◆ **TASK STATEMENT**
Repeat the data below exactly, dropping any pictures it holds.

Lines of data
■ ■ ■ ■

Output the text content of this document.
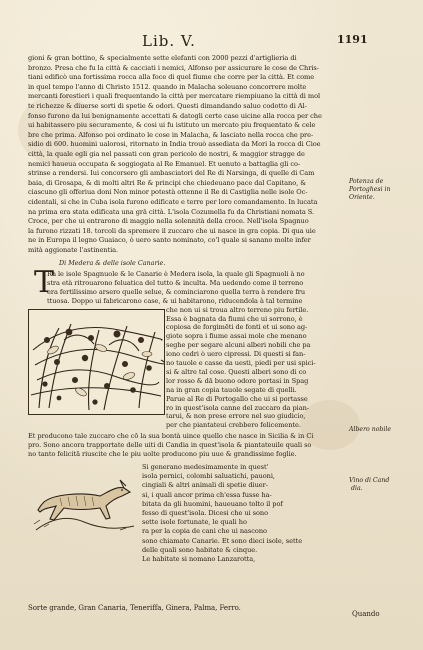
Lib. V.	1191
gioni & gran bottino, & specialmente sette elefanti con 2000 pezzi d'artiglieria di
bronzo. Presa che fu la città & cacciati i nemici, Alfonso per assicurare le cose de Chris-
tiani edificò una fortissima rocca alla foce di quel fiume che corre per la città. Et come
in quel tempo l'anno di Christo 1512. quando in Malacha soleuano concorrere molte
mercanti forestieri i quali frequentando la città per mercatare riempiuano la città di mol
te richezze & diuerse sorti di spetie & odori. Questi dimandando saluo codotto di Al-
fonso furono da lui benignamente accettati & datogli certe case uicine alla rocca per che
ui habitassero piu securamente, & cosi ui fu istituto un mercato piu frequentato & cele
bre che prima. Alfonso poi ordinato le cose in Malacha, & lasciato nella rocca che pre-
sidio di 600. huomini ualorosi, ritornato in India trouò assediata da Mori la rocca di Cioe
città, la quale egli gia nel passati con gran pericolo de nostri, & maggior stragge de
nemici haueua occupata & soggiogata al Re Emanuel. Et uenuto a battaglia gli co-
strinse a rendersi. Iui concorsero gli ambasciatori del Re di Narsinga, di quelle di Cam
baia, di Grosapa, & di molti altri Re & principi che chiedeuano pace dal Capitano, &
ciascuno gli offeriua doni Non minor potestà ottenne il Re di Castiglia nelle isole Oc-
cidentali, si che in Cuba isola furono edificate e terre per loro comandamento. In lucata
na prima era stata edificata una grā città. L'isola Cozumella fu da Christiani nomata S.
Croce, per che ui entrarono di maggio nella solennità della croce. Nell'isola Spagnuo
la furono rizzati 18. torcoli da spremere il zuccaro che ui nasce in gra copia. Di qua uie
ne in Europa il legno Guaiaco, ò uero santo nominato, co'l quale si sanano molte infer
mità aggionate l'astinentia.
Di Medera & delle isole Canarie.
T
Ra le isole Spagnuole & le Canarie è Medera isola, la quale gli Spagnuoli à no
stra età ritrouarono feluatica del tutto & inculta. Ma uedendo come il terreno
era fertilissimo arsero quelle selue, & cominciarono quella terra à rendere fru
ttuosa. Doppo ui fabricarono case, & ui habitarono, riducendola à tal termine
che non ui si troua altro terreno piu fertile.
Essa è bagnata da fiumi che ui sorrono, è
copiosa de forgimēti de fonti et ui sono ag-
giote sopra i fiume assai mole che menano
seghe per segare alcuni alberi nobili che pa
iono cedri ò uero cipressi. Di questi si fan-
no tauole e casse da uesti, piedi per usi spici-
si & altre tal cose. Questi alberi sono di co
lor rosso & dā buono odore portasi in Spag
na in gran copia tauole segate di quelli.
Parue al Re di Portogallo che ui si portasse
ro in quest'isola canne del zuccaro da pian-
tarui, & non prese errore nel suo giudicio,
per che piantateui crebbero felicemente.
Et producono tale zuccaro che cō la sua bontà uince quello che nasce in Sicilia & in Ci
pro. Sono ancora trapportate delle uiti di Candia in quest'isola & piantateuile quali so
no tanto felicitā riuscite che le piu uolte producono piu uue & grandissime foglie.
Si generano medesimamente in quest'
isola pernici, colombi saluatichi, pauoni,
cingiali & altri animali di spetie diuer-
si, i quali ancor prima ch'essa fusse ha-
bitata da gli huomini, haueuano tolto il pof
fesso di quest'isola. Dicesi che ui sono
sette isole fortunate, le quali ho
ra per la copia de cani che ui nascono
sono chiamate Canarie. Et sono dieci isole, sette
delle quali sono habitate & cinque.
Le habitate si nomano Lanzarotta,
Sorte grande, Gran Canaria, Teneriffa, Ginera, Palma, Ferro.
Quando
Potenza de
Portoghesi in
Oriente.
Albero nobile
Vino di Cand
dia.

■ ■ ■ ■

◆ **OUTPUT FOR THIS EXERCISE**
Output the text content of this document.
Lib. V.	1191
gioni & gran bottino, & specialmente sette elefanti con 2000 pezzi d'artiglieria di
bronzo. Presa che fu la città & cacciati i nemici, Alfonso per assicurare le cose de Chris-
tiani edificò una fortissima rocca alla foce di quel fiume che corre per la città. Et come
in quel tempo l'anno di Christo 1512. quando in Malacha soleuano concorrere molte
mercanti forestieri i quali frequentando la città per mercatare riempiuano la città di mol
te richezze & diuerse sorti di spetie & odori. Questi dimandando saluo codotto di Al-
fonso furono da lui benignamente accettati & datogli certe case uicine alla rocca per che
ui habitassero piu securamente, & cosi ui fu istituto un mercato piu frequentato & cele
bre che prima. Alfonso poi ordinato le cose in Malacha, & lasciato nella rocca che pre-
sidio di 600. huomini ualorosi, ritornato in India trouò assediata da Mori la rocca di Cioe
città, la quale egli gia nel passati con gran pericolo de nostri, & maggior stragge de
nemici haueua occupata & soggiogata al Re Emanuel. Et uenuto a battaglia gli co-
strinse a rendersi. Iui concorsero gli ambasciatori del Re di Narsinga, di quelle di Cam
baia, di Grosapa, & di molti altri Re & principi che chiedeuano pace dal Capitano, &
ciascuno gli offeriua doni Non minor potestà ottenne il Re di Castiglia nelle isole Oc-
cidentali, si che in Cuba isola furono edificate e terre per loro comandamento. In lucata
na prima era stata edificata una grā città. L'isola Cozumella fu da Christiani nomata S.
Croce, per che ui entrarono di maggio nella solennità della croce. Nell'isola Spagnuo
la furono rizzati 18. torcoli da spremere il zuccaro che ui nasce in gra copia. Di qua uie
ne in Europa il legno Guaiaco, ò uero santo nominato, co'l quale si sanano molte infer
mità aggionate l'astinentia.
Di Medera & delle isole Canarie.
T
Ra le isole Spagnuole & le Canarie è Medera isola, la quale gli Spagnuoli à no
stra età ritrouarono feluatica del tutto & inculta. Ma uedendo come il terreno
era fertilissimo arsero quelle selue, & cominciarono quella terra à rendere fru
ttuosa. Doppo ui fabricarono case, & ui habitarono, riducendola à tal termine
che non ui si troua altro terreno piu fertile.
Essa è bagnata da fiumi che ui sorrono, è
copiosa de forgimēti de fonti et ui sono ag-
giote sopra i fiume assai mole che menano
seghe per segare alcuni alberi nobili che pa
iono cedri ò uero cipressi. Di questi si fan-
no tauole e casse da uesti, piedi per usi spici-
si & altre tal cose. Questi alberi sono di co
lor rosso & dā buono odore portasi in Spag
na in gran copia tauole segate di quelli.
Parue al Re di Portogallo che ui si portasse
ro in quest'isola canne del zuccaro da pian-
tarui, & non prese errore nel suo giudicio,
per che piantateui crebbero felicemente.
Et producono tale zuccaro che cō la sua bontà uince quello che nasce in Sicilia & in Ci
pro. Sono ancora trapportate delle uiti di Candia in quest'isola & piantateuile quali so
no tanto felicitā riuscite che le piu uolte producono piu uue & grandissime foglie.
Si generano medesimamente in quest'
isola pernici, colombi saluatichi, pauoni,
cingiali & altri animali di spetie diuer-
si, i quali ancor prima ch'essa fusse ha-
bitata da gli huomini, haueuano tolto il pof
fesso di quest'isola. Dicesi che ui sono
sette isole fortunate, le quali ho
ra per la copia de cani che ui nascono
sono chiamate Canarie. Et sono dieci isole, sette
delle quali sono habitate & cinque.
Le habitate si nomano Lanzarotta,
Sorte grande, Gran Canaria, Teneriffa, Ginera, Palma, Ferro.
Quando
Potenza de
Portoghesi in
Oriente.
Albero nobile
Vino di Cand
dia.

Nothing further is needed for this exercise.